START Supplied data

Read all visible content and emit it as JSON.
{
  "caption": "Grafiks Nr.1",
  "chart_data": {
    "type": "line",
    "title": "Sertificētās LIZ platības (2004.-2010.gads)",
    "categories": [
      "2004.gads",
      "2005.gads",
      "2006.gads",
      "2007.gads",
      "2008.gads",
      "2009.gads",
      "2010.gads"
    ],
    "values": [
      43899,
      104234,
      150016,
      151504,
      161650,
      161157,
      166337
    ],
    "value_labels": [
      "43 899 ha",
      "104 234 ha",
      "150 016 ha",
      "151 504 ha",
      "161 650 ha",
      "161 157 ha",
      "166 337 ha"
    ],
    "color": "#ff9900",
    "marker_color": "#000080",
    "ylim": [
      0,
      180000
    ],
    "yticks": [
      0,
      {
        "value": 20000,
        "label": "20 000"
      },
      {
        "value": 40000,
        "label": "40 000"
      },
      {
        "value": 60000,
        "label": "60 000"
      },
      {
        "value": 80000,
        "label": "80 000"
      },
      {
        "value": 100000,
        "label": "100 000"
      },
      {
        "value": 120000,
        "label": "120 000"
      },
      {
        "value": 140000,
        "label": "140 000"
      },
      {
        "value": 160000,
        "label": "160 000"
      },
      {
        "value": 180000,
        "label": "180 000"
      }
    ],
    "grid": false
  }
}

END Supplied data

Exercise details: Read through the entries and copy each line in which "gads" appears.

In response:
    "title": "Sertificētās LIZ platības (2004.-2010.gads)",
      "2004.gads",
      "2005.gads",
      "2006.gads",
      "2007.gads",
      "2008.gads",
      "2009.gads",
      "2010.gads"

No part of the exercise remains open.